▸ TASK OBJECTIVE
All lines in the data bearing the string "shown" should be identified and copied.

▸ DATA TO USE
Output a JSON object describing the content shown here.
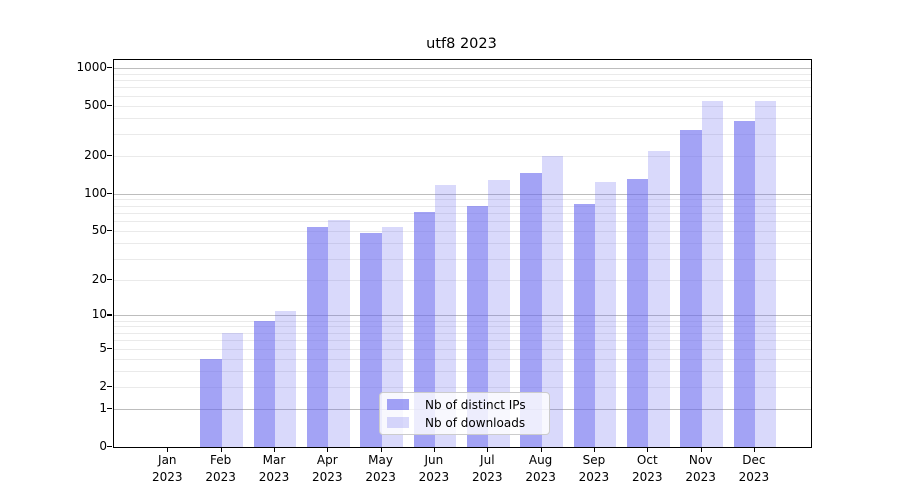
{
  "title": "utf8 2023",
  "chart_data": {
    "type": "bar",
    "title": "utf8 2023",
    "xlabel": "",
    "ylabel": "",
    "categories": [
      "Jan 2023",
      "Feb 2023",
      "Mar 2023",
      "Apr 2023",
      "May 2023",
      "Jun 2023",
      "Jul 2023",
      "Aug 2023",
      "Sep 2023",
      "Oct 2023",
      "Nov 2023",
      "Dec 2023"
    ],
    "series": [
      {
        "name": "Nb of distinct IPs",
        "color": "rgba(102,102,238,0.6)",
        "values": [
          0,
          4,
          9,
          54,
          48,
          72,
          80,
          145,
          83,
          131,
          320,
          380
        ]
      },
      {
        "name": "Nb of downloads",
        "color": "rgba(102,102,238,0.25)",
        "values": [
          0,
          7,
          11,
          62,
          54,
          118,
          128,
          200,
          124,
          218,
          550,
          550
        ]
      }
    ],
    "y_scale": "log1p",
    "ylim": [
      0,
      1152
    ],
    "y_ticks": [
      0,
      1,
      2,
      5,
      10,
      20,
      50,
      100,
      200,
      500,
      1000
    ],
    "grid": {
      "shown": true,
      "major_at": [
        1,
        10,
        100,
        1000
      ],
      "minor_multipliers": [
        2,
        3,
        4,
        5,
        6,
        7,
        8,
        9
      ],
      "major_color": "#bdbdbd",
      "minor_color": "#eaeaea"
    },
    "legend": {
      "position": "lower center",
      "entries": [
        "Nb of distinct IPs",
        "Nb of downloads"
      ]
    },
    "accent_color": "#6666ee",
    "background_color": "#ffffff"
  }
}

▸ ANSWER FOR THIS EXERCISE
Output a JSON object describing the content shown here.
      "shown": true,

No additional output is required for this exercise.